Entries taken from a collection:
■ ■ ■
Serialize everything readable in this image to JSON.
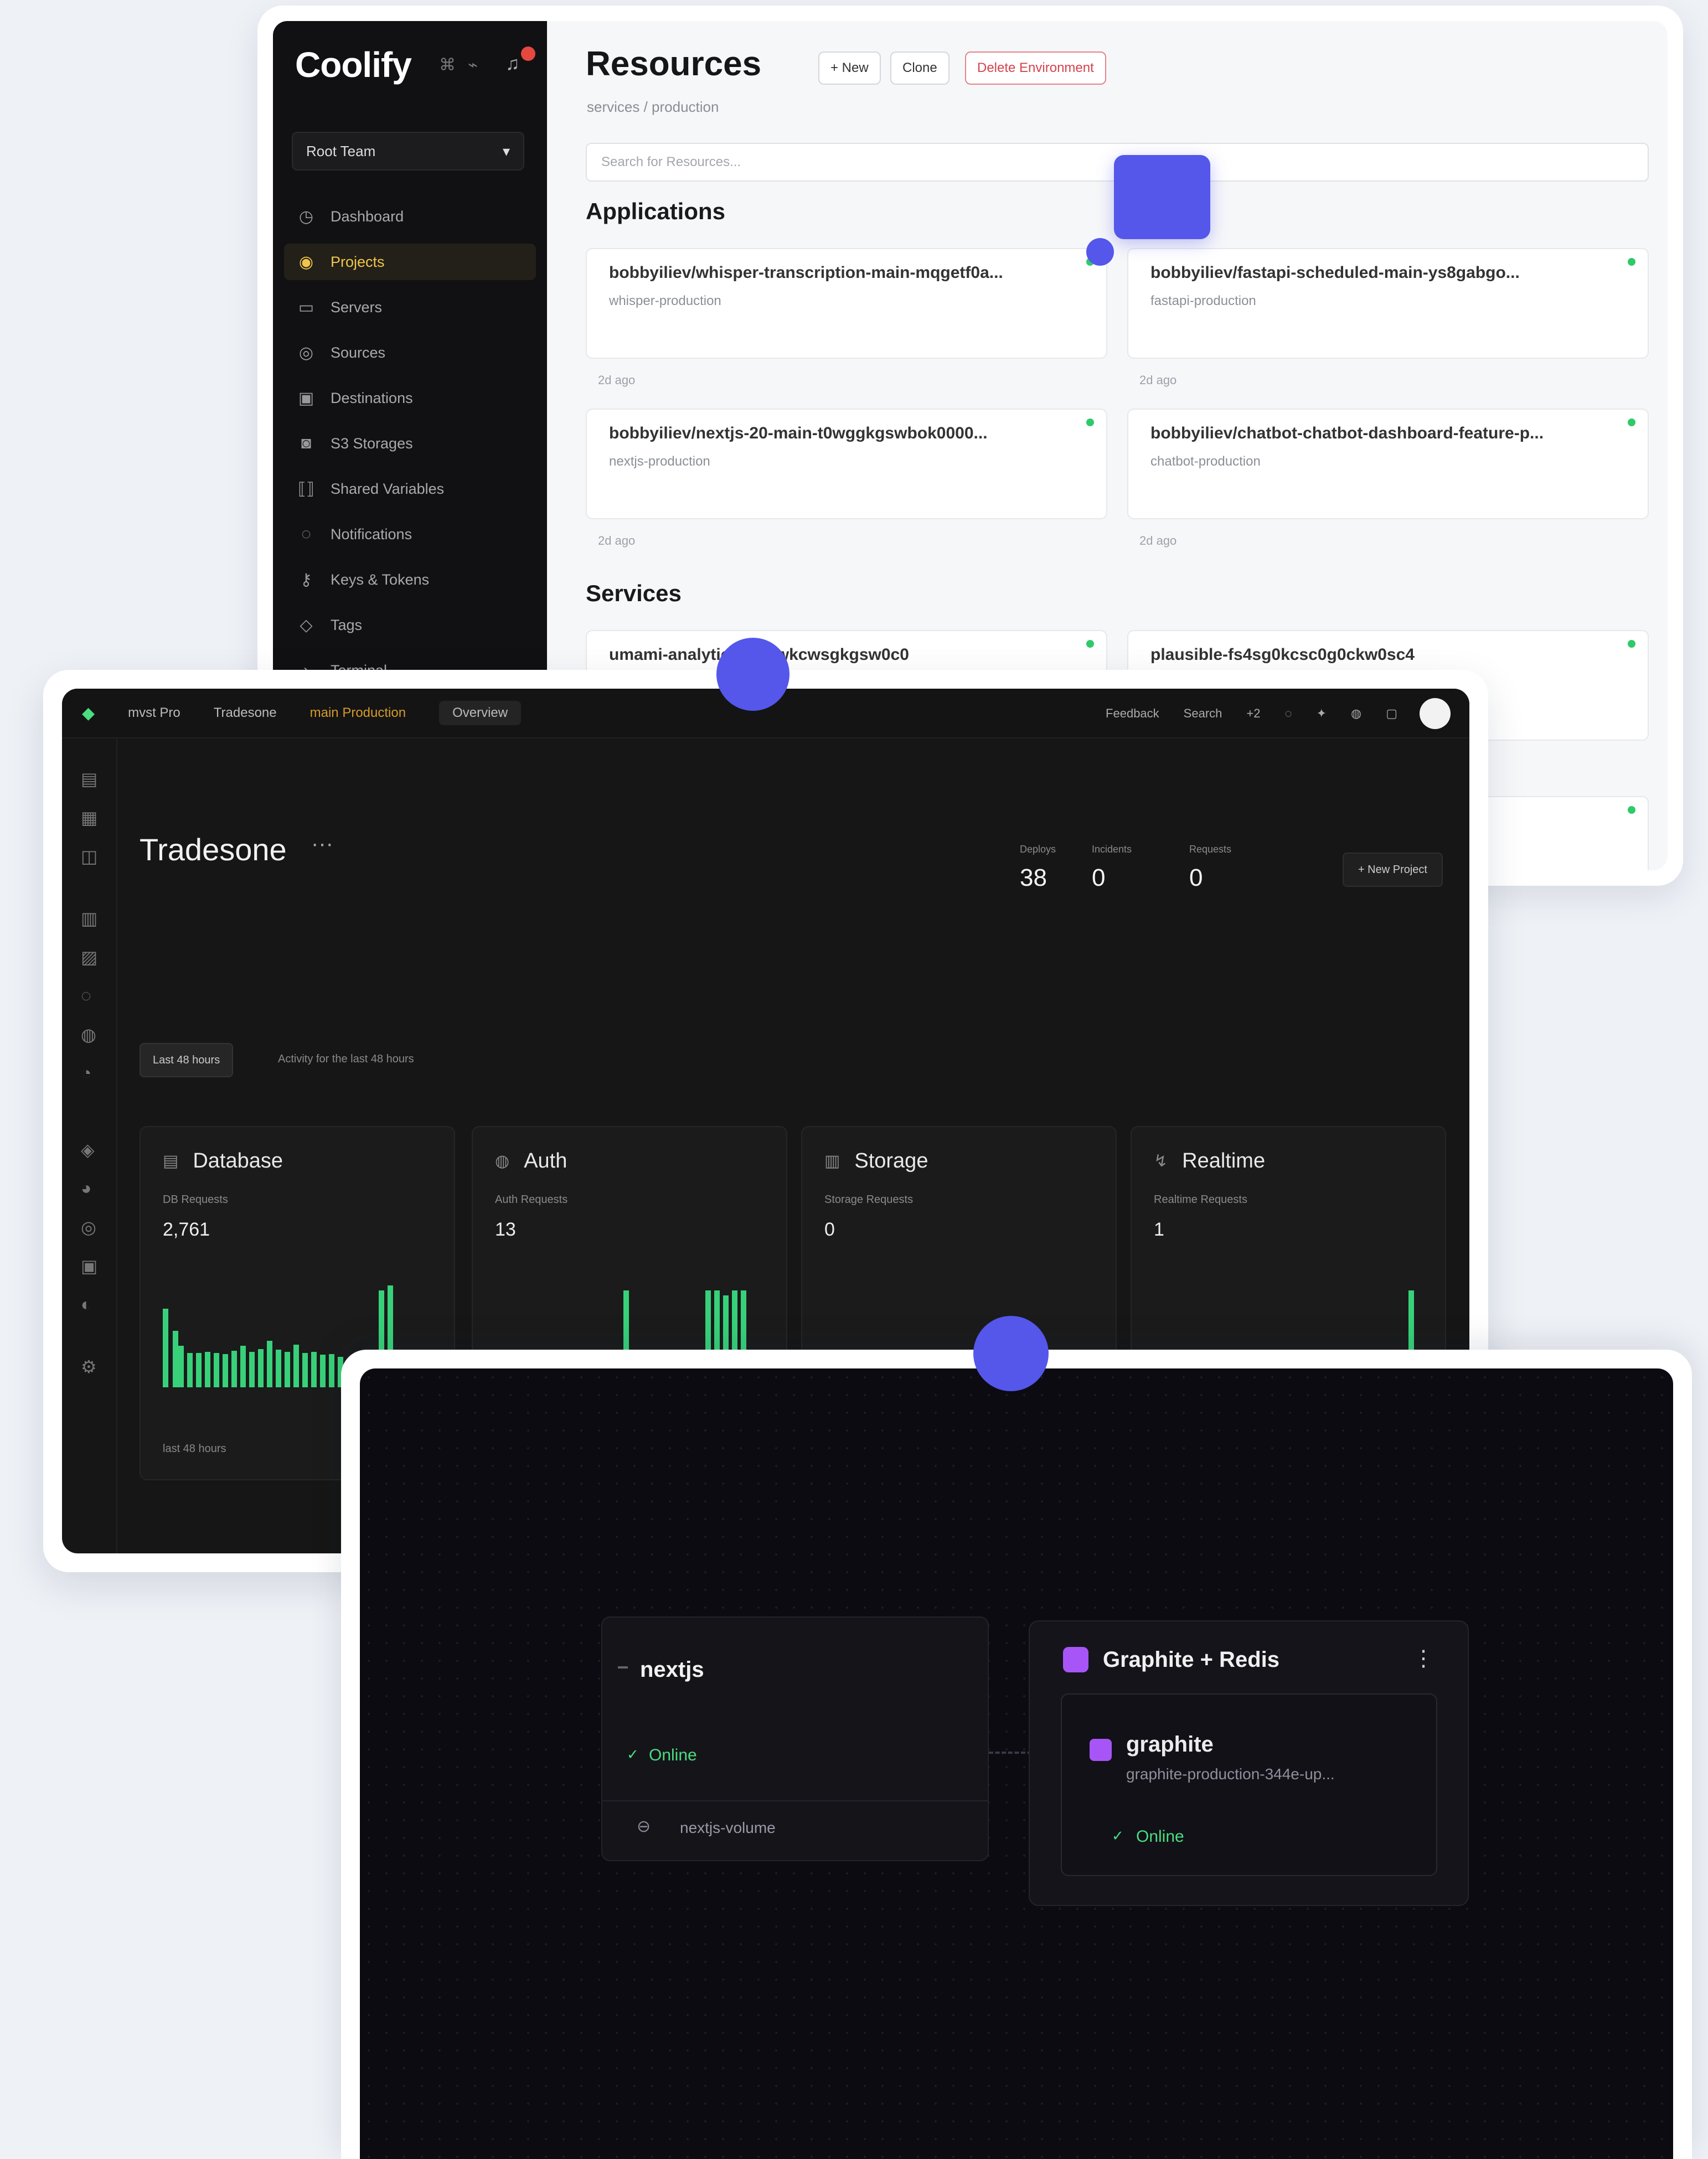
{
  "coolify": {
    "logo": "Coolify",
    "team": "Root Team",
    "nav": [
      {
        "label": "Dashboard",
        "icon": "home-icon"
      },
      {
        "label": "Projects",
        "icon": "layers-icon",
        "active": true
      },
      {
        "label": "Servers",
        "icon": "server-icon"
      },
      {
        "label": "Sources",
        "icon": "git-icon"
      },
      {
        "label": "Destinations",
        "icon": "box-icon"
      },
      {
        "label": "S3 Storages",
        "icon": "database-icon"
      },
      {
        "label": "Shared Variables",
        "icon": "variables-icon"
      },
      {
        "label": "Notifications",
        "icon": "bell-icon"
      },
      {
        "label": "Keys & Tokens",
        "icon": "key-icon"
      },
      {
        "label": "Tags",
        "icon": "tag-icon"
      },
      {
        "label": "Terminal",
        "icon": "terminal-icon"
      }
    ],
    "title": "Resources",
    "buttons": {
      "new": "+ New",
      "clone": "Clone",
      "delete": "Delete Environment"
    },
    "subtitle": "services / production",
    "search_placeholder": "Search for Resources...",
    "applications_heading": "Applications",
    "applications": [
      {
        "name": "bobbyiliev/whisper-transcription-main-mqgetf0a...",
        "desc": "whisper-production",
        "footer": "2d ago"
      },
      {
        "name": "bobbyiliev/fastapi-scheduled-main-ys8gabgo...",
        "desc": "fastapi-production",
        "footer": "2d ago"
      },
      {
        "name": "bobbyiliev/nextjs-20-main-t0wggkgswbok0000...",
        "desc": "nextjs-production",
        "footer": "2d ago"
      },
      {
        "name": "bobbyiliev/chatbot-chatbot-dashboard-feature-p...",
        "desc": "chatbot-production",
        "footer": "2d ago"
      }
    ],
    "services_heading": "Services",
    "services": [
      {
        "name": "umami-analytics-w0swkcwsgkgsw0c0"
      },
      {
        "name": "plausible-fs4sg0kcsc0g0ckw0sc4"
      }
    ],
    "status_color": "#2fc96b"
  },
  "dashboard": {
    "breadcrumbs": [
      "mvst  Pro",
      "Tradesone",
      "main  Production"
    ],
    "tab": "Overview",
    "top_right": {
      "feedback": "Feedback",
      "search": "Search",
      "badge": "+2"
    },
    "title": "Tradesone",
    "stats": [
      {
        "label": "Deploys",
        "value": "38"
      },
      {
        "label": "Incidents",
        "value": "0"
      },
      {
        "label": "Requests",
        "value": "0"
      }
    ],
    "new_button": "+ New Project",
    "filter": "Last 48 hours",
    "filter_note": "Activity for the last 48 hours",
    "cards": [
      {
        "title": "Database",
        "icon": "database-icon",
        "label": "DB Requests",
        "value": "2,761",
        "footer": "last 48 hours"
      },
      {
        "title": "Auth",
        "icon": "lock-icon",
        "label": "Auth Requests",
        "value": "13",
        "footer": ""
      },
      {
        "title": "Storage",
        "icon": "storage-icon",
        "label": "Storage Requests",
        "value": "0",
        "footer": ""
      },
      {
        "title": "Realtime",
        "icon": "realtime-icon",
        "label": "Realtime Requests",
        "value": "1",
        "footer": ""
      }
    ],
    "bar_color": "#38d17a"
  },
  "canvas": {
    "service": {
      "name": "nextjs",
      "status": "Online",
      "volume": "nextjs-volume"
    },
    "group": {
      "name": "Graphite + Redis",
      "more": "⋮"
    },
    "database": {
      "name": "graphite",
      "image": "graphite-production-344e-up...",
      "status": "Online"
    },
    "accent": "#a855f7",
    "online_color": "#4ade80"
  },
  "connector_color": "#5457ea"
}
■ ■ ■
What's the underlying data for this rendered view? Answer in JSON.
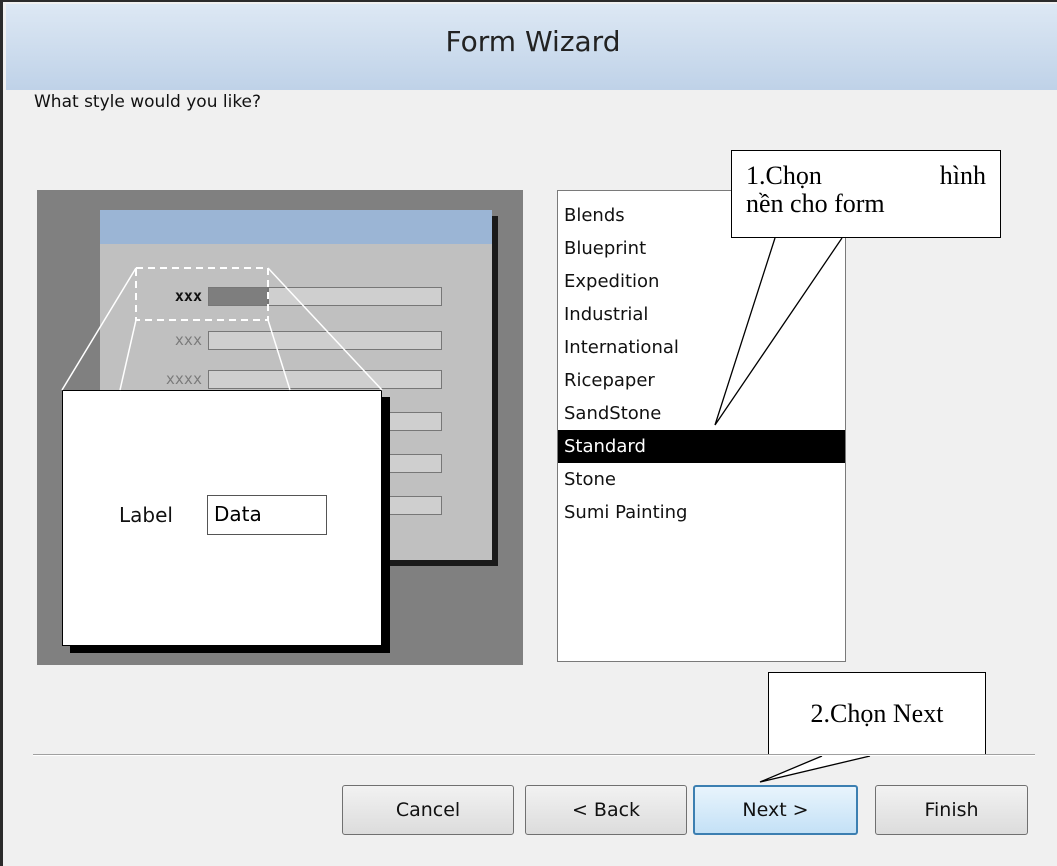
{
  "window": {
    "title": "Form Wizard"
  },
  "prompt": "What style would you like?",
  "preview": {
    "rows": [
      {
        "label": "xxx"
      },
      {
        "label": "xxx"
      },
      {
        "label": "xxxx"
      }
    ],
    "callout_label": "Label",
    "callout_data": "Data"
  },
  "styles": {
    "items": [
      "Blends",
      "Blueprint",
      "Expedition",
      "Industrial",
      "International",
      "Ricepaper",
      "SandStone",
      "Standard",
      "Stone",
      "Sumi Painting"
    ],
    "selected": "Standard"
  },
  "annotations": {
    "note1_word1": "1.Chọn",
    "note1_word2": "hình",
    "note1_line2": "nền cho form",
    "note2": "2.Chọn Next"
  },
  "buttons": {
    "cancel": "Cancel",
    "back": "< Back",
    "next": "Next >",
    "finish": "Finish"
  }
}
■ ■ ■
• _WORK TO DO_: Report how many lines in the data include the word "hours", and give nothing but the count.

• _EXERCISE RESPONSE_: 3